■ PROBLEM REQUIREMENTS
Below are the records; reproduce all of them exactly but without any images.

■ INFORMATION SUPPLIED
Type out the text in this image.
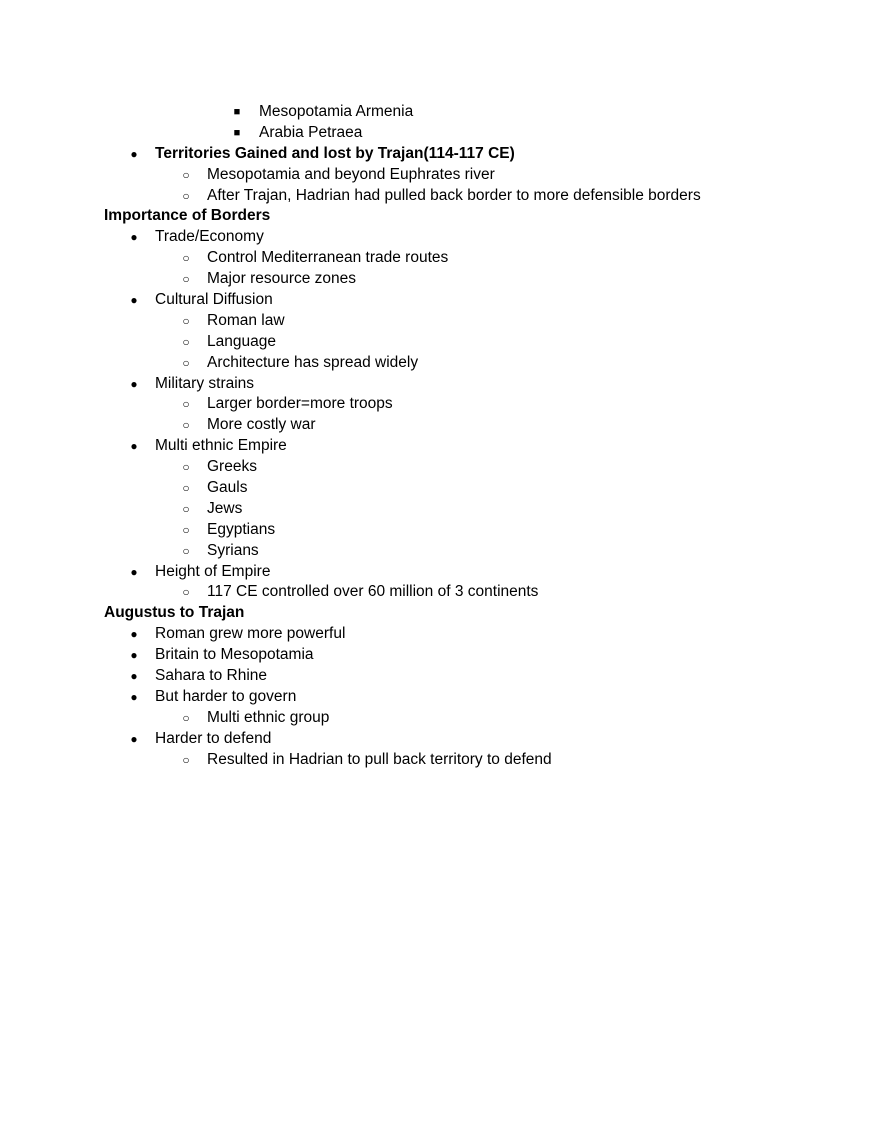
■ Mesopotamia Armenia
■ Arabia Petraea
● Territories Gained and lost by Trajan(114-117 CE)
○ Mesopotamia and beyond Euphrates river
○ After Trajan, Hadrian had pulled back border to more defensible borders
Importance of Borders
● Trade/Economy
○ Control Mediterranean trade routes
○ Major resource zones
● Cultural Diffusion
○ Roman law
○ Language
○ Architecture has spread widely
● Military strains
○ Larger border=more troops
○ More costly war
● Multi ethnic Empire
○ Greeks
○ Gauls
○ Jews
○ Egyptians
○ Syrians
● Height of Empire
○ 117 CE controlled over 60 million of 3 continents
Augustus to Trajan
● Roman grew more powerful
● Britain to Mesopotamia
● Sahara to Rhine
● But harder to govern
○ Multi ethnic group
● Harder to defend
○ Resulted in Hadrian to pull back territory to defend
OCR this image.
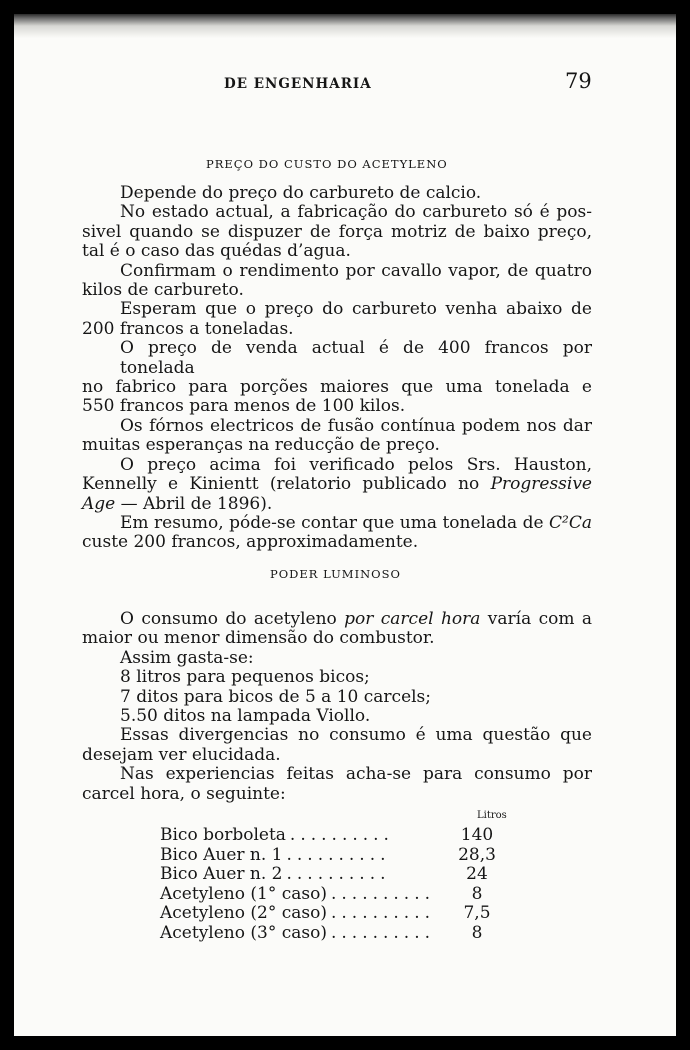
DE ENGENHARIA	79
PREÇO DO CUSTO DO ACETYLENO
Depende do preço do carbureto de calcio.
No estado actual, a fabricação do carbureto só é pos-
sivel quando se dispuzer de força motriz de baixo preço,
tal é o caso das quédas d’agua.
Confirmam o rendimento por cavallo vapor, de quatro
kilos de carbureto.
Esperam que o preço do carbureto venha abaixo de
200 francos a toneladas.
O preço de venda actual é de 400 francos por tonelada
no fabrico para porções maiores que uma tonelada e
550 francos para menos de 100 kilos.
Os fórnos electricos de fusão contínua podem nos dar
muitas esperanças na reducção de preço.
O preço acima foi verificado pelos Srs. Hauston,
Kennelly e Kinientt (relatorio publicado no Progressive
Age — Abril de 1896).
Em resumo, póde-se contar que uma tonelada de C²Ca
custe 200 francos, approximadamente.
PODER LUMINOSO
O consumo do acetyleno por carcel hora varía com a
maior ou menor dimensão do combustor.
Assim gasta-se:
8 litros para pequenos bicos;
7 ditos para bicos de 5 a 10 carcels;
5.50 ditos na lampada Viollo.
Essas divergencias no consumo é uma questão que
desejam ver elucidada.
Nas experiencias feitas acha-se para consumo por
carcel hora, o seguinte:
Litros
Bico borboleta ..........	140
Bico Auer n. 1 ..........	28,3
Bico Auer n. 2 ..........	24
Acetyleno (1° caso) ..........	8
Acetyleno (2° caso) ..........	7,5
Acetyleno (3° caso) ..........	8
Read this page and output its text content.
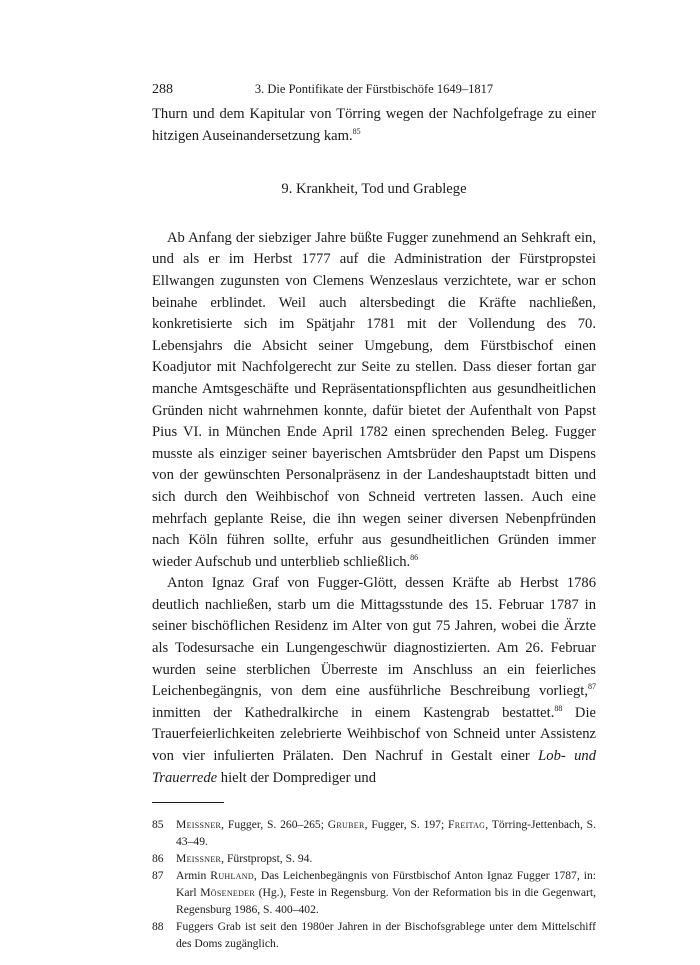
288	3. Die Pontifikate der Fürstbischöfe 1649–1817

Thurn und dem Kapitular von Törring wegen der Nachfolgefrage zu einer hitzigen Auseinandersetzung kam.$^{85}$

9. Krankheit, Tod und Grablege

Ab Anfang der siebziger Jahre büßte Fugger zunehmend an Sehkraft ein, und als er im Herbst 1777 auf die Administration der Fürstpropstei Ellwangen zugunsten von Clemens Wenzeslaus verzichtete, war er schon beinahe erblindet. Weil auch altersbedingt die Kräfte nachließen, konkretisierte sich im Spätjahr 1781 mit der Vollendung des 70. Lebensjahrs die Absicht seiner Umgebung, dem Fürstbischof einen Koadjutor mit Nachfolgerecht zur Seite zu stellen. Dass dieser fortan gar manche Amtsgeschäfte und Repräsentationspflichten aus gesundheitlichen Gründen nicht wahrnehmen konnte, dafür bietet der Aufenthalt von Papst Pius VI. in München Ende April 1782 einen sprechenden Beleg. Fugger musste als einziger seiner bayerischen Amtsbrüder den Papst um Dispens von der gewünschten Personalpräsenz in der Landeshauptstadt bitten und sich durch den Weihbischof von Schneid vertreten lassen. Auch eine mehrfach geplante Reise, die ihn wegen seiner diversen Nebenpfründen nach Köln führen sollte, erfuhr aus gesundheitlichen Gründen immer wieder Aufschub und unterblieb schließlich.$^{86}$

Anton Ignaz Graf von Fugger-Glött, dessen Kräfte ab Herbst 1786 deutlich nachließen, starb um die Mittagsstunde des 15. Februar 1787 in seiner bischöflichen Residenz im Alter von gut 75 Jahren, wobei die Ärzte als Todesursache ein Lungengeschwür diagnostizierten. Am 26. Februar wurden seine sterblichen Überreste im Anschluss an ein feierliches Leichenbegängnis, von dem eine ausführliche Beschreibung vorliegt,$^{87}$ inmitten der Kathedralkirche in einem Kastengrab bestattet.$^{88}$ Die Trauerfeierlichkeiten zelebrierte Weihbischof von Schneid unter Assistenz von vier infulierten Prälaten. Den Nachruf in Gestalt einer Lob- und Trauerrede hielt der Domprediger und

85	Meissner, Fugger, S. 260–265; Gruber, Fugger, S. 197; Freitag, Törring-Jettenbach, S. 43–49.
86	Meissner, Fürstpropst, S. 94.
87	Armin Ruhland, Das Leichenbegängnis von Fürstbischof Anton Ignaz Fugger 1787, in: Karl Möseneder (Hg.), Feste in Regensburg. Von der Reformation bis in die Gegenwart, Regensburg 1986, S. 400–402.
88	Fuggers Grab ist seit den 1980er Jahren in der Bischofsgrablege unter dem Mittelschiff des Doms zugänglich.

■ ANSWER TO THIS PROBLEM
Type out the text in this image.
■ Mesopotamia Armenia
■ Arabia Petraea
● Territories Gained and lost by Trajan(114-117 CE)
○ Mesopotamia and beyond Euphrates river
○ After Trajan, Hadrian had pulled back border to more defensible borders
Importance of Borders
● Trade/Economy
○ Control Mediterranean trade routes
○ Major resource zones
● Cultural Diffusion
○ Roman law
○ Language
○ Architecture has spread widely
● Military strains
○ Larger border=more troops
○ More costly war
● Multi ethnic Empire
○ Greeks
○ Gauls
○ Jews
○ Egyptians
○ Syrians
● Height of Empire
○ 117 CE controlled over 60 million of 3 continents
Augustus to Trajan
● Roman grew more powerful
● Britain to Mesopotamia
● Sahara to Rhine
● But harder to govern
○ Multi ethnic group
● Harder to defend
○ Resulted in Hadrian to pull back territory to defend
OCR this image.
DE ENGENHARIA	79
PREÇO DO CUSTO DO ACETYLENO
Depende do preço do carbureto de calcio.
No estado actual, a fabricação do carbureto só é pos-
sivel quando se dispuzer de força motriz de baixo preço,
tal é o caso das quédas d’agua.
Confirmam o rendimento por cavallo vapor, de quatro
kilos de carbureto.
Esperam que o preço do carbureto venha abaixo de
200 francos a toneladas.
O preço de venda actual é de 400 francos por tonelada
no fabrico para porções maiores que uma tonelada e
550 francos para menos de 100 kilos.
Os fórnos electricos de fusão contínua podem nos dar
muitas esperanças na reducção de preço.
O preço acima foi verificado pelos Srs. Hauston,
Kennelly e Kinientt (relatorio publicado no Progressive
Age — Abril de 1896).
Em resumo, póde-se contar que uma tonelada de C²Ca
custe 200 francos, approximadamente.
PODER LUMINOSO
O consumo do acetyleno por carcel hora varía com a
maior ou menor dimensão do combustor.
Assim gasta-se:
8 litros para pequenos bicos;
7 ditos para bicos de 5 a 10 carcels;
5.50 ditos na lampada Viollo.
Essas divergencias no consumo é uma questão que
desejam ver elucidada.
Nas experiencias feitas acha-se para consumo por
carcel hora, o seguinte:
Litros
Bico borboleta ..........	140
Bico Auer n. 1 ..........	28,3
Bico Auer n. 2 ..........	24
Acetyleno (1° caso) ..........	8
Acetyleno (2° caso) ..........	7,5
Acetyleno (3° caso) ..........	8
Read this page and output its text content.
288	3. Die Pontifikate der Fürstbischöfe 1649–1817

Thurn und dem Kapitular von Törring wegen der Nachfolgefrage zu einer hitzigen Auseinandersetzung kam.$^{85}$

9. Krankheit, Tod und Grablege

Ab Anfang der siebziger Jahre büßte Fugger zunehmend an Sehkraft ein, und als er im Herbst 1777 auf die Administration der Fürstpropstei Ellwangen zugunsten von Clemens Wenzeslaus verzichtete, war er schon beinahe erblindet. Weil auch altersbedingt die Kräfte nachließen, konkretisierte sich im Spätjahr 1781 mit der Vollendung des 70. Lebensjahrs die Absicht seiner Umgebung, dem Fürstbischof einen Koadjutor mit Nachfolgerecht zur Seite zu stellen. Dass dieser fortan gar manche Amtsgeschäfte und Repräsentationspflichten aus gesundheitlichen Gründen nicht wahrnehmen konnte, dafür bietet der Aufenthalt von Papst Pius VI. in München Ende April 1782 einen sprechenden Beleg. Fugger musste als einziger seiner bayerischen Amtsbrüder den Papst um Dispens von der gewünschten Personalpräsenz in der Landeshauptstadt bitten und sich durch den Weihbischof von Schneid vertreten lassen. Auch eine mehrfach geplante Reise, die ihn wegen seiner diversen Nebenpfründen nach Köln führen sollte, erfuhr aus gesundheitlichen Gründen immer wieder Aufschub und unterblieb schließlich.$^{86}$

Anton Ignaz Graf von Fugger-Glött, dessen Kräfte ab Herbst 1786 deutlich nachließen, starb um die Mittagsstunde des 15. Februar 1787 in seiner bischöflichen Residenz im Alter von gut 75 Jahren, wobei die Ärzte als Todesursache ein Lungengeschwür diagnostizierten. Am 26. Februar wurden seine sterblichen Überreste im Anschluss an ein feierliches Leichenbegängnis, von dem eine ausführliche Beschreibung vorliegt,$^{87}$ inmitten der Kathedralkirche in einem Kastengrab bestattet.$^{88}$ Die Trauerfeierlichkeiten zelebrierte Weihbischof von Schneid unter Assistenz von vier infulierten Prälaten. Den Nachruf in Gestalt einer Lob- und Trauerrede hielt der Domprediger und

85	Meissner, Fugger, S. 260–265; Gruber, Fugger, S. 197; Freitag, Törring-Jettenbach, S. 43–49.
86	Meissner, Fürstpropst, S. 94.
87	Armin Ruhland, Das Leichenbegängnis von Fürstbischof Anton Ignaz Fugger 1787, in: Karl Möseneder (Hg.), Feste in Regensburg. Von der Reformation bis in die Gegenwart, Regensburg 1986, S. 400–402.
88	Fuggers Grab ist seit den 1980er Jahren in der Bischofsgrablege unter dem Mittelschiff des Doms zugänglich.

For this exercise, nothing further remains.